INFORMATION SUPPLIED:
⁂

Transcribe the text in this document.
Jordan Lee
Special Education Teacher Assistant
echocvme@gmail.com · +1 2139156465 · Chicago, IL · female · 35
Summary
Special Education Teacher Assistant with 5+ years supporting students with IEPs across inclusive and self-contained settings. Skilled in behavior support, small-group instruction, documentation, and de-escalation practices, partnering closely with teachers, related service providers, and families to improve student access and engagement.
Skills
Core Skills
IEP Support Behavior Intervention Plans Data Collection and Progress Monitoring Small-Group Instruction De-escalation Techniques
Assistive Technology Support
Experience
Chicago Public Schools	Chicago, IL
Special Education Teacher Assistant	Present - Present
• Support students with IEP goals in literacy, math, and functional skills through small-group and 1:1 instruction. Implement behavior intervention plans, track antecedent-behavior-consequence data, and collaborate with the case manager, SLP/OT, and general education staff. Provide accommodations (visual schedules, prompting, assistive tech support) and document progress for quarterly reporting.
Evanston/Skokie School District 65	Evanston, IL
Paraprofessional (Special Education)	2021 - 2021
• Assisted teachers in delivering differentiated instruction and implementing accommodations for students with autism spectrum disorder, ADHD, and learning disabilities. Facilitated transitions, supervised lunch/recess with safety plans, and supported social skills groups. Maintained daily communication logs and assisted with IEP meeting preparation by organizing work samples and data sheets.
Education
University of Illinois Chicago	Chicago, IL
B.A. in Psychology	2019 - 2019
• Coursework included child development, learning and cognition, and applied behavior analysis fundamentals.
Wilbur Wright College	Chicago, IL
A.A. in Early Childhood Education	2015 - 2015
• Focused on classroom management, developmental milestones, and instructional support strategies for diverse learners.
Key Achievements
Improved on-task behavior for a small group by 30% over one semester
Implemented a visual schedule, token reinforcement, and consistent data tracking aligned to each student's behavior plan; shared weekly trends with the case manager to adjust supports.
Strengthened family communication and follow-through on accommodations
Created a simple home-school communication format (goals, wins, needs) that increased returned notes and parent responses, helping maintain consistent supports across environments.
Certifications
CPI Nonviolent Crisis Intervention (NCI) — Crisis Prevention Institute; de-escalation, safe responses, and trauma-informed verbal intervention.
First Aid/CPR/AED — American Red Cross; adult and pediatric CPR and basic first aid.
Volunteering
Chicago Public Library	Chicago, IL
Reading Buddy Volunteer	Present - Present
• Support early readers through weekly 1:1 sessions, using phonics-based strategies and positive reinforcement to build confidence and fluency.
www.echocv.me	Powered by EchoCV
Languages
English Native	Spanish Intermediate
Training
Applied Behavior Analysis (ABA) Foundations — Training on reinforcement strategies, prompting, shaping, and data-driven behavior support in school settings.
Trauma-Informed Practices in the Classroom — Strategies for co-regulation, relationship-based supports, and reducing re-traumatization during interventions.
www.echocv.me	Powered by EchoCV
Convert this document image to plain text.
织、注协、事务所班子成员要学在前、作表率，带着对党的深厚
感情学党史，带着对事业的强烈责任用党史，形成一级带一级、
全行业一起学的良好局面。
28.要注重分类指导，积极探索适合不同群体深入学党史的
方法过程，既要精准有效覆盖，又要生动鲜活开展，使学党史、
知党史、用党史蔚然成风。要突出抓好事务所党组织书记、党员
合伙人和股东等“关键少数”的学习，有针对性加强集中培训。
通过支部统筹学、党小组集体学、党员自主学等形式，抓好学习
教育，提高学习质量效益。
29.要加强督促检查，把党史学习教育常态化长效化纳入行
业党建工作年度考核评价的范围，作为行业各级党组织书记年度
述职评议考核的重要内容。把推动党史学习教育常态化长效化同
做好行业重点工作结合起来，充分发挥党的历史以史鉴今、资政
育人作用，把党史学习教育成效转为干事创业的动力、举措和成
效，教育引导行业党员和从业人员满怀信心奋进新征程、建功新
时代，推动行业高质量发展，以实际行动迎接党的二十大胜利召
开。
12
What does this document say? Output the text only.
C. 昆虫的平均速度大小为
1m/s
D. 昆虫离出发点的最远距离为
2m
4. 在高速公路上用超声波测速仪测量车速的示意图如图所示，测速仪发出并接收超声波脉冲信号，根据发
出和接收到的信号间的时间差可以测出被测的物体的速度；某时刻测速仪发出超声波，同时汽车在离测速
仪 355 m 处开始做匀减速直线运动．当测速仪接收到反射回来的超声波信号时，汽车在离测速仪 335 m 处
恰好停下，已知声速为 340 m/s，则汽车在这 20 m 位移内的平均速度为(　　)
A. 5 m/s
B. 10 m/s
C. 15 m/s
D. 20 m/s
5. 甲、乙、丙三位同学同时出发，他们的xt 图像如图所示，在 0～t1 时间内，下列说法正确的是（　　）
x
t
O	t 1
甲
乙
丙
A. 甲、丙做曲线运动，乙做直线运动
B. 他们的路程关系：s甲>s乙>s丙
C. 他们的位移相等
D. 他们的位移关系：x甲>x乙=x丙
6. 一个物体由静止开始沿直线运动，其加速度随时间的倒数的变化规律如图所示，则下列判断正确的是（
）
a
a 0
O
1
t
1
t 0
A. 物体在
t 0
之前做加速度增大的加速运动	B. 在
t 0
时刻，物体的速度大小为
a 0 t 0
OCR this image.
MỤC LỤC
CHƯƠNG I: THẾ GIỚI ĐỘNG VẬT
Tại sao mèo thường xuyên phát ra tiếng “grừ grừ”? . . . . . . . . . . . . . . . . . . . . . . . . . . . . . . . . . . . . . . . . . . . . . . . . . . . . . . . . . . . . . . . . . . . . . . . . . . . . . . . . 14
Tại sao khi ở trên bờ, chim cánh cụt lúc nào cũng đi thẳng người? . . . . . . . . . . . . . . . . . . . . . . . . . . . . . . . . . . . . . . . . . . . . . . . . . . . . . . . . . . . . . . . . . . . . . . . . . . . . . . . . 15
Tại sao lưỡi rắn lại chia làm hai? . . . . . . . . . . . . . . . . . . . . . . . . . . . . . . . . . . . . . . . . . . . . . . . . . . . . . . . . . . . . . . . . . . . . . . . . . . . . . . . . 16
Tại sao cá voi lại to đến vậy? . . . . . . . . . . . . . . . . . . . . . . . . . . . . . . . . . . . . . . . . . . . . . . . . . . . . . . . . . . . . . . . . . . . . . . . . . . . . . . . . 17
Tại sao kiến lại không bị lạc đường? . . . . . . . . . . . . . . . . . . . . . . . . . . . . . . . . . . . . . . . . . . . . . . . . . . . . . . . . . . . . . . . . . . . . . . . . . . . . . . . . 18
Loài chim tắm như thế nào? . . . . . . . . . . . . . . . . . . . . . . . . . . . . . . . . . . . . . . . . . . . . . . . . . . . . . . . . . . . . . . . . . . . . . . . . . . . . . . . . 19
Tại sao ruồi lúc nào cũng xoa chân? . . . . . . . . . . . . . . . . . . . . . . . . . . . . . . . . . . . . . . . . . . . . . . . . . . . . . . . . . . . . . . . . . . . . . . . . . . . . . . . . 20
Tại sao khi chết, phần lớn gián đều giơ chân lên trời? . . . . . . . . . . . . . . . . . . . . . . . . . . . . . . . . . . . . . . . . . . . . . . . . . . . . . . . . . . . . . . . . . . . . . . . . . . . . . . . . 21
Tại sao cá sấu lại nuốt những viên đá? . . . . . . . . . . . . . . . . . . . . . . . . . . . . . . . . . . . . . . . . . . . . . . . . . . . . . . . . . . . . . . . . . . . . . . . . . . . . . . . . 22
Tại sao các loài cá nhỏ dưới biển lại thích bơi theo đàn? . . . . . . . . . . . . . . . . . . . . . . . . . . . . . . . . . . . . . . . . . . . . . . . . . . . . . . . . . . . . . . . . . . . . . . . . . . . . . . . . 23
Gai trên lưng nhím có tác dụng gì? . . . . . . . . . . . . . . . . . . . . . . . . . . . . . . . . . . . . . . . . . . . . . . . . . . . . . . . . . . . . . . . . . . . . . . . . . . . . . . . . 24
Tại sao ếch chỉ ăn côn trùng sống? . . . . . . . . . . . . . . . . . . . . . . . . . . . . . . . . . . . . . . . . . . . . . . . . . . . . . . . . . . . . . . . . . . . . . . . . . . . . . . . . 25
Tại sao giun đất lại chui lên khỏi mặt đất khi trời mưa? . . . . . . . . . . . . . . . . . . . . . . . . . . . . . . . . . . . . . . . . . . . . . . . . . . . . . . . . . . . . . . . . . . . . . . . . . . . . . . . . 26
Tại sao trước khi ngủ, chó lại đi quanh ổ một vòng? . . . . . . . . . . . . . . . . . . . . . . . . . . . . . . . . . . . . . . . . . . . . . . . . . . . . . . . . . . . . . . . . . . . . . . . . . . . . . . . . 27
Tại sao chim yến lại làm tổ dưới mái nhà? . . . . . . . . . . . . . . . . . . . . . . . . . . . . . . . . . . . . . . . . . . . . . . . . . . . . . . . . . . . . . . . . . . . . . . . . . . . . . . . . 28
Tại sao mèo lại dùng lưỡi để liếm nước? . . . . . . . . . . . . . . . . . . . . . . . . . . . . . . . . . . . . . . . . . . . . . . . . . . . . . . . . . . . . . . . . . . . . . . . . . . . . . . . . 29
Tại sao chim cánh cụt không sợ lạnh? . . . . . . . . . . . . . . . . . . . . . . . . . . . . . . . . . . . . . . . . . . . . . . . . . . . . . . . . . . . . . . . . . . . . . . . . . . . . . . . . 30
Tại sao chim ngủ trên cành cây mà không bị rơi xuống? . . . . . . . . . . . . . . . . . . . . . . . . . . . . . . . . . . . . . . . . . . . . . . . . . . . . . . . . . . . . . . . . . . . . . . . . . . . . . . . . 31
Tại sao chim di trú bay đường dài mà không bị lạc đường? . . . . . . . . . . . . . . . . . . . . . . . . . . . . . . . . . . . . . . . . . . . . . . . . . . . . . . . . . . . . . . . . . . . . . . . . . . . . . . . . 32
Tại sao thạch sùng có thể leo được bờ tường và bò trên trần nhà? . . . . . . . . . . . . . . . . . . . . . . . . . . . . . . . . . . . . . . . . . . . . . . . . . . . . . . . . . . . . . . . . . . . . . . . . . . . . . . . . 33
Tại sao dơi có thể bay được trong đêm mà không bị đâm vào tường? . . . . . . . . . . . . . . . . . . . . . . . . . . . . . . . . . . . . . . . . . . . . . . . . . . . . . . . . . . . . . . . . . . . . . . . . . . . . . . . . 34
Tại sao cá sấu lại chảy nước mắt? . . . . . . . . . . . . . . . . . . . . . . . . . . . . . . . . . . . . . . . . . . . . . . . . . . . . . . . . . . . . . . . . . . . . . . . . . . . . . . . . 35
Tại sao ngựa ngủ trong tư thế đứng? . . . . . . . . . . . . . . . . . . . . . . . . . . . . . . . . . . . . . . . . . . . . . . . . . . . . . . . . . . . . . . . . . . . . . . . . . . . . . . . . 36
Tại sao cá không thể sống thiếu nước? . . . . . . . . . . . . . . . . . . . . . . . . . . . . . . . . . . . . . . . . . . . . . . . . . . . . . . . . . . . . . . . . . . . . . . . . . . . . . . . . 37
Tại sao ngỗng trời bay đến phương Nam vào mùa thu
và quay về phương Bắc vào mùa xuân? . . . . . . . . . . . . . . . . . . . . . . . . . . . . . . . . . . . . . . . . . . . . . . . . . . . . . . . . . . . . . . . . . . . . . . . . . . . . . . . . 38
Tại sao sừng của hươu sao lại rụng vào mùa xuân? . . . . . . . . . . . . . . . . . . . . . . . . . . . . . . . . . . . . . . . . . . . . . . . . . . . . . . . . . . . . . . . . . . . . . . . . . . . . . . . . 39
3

⁂

WHAT TO DO: Leave out every line without the string "goals" and copy the rest.

TASK RESULT:
• Support students with IEP goals in literacy, math, and functional skills through small-group and 1:1 instruction. Implement behavior intervention plans, track antecedent-behavior-consequence data, and collaborate with the case manager, SLP/OT, and general education staff. Provide accommodations (visual schedules, prompting, assistive tech support) and document progress for quarterly reporting.
Created a simple home-school communication format (goals, wins, needs) that increased returned notes and parent responses, helping maintain consistent supports across environments.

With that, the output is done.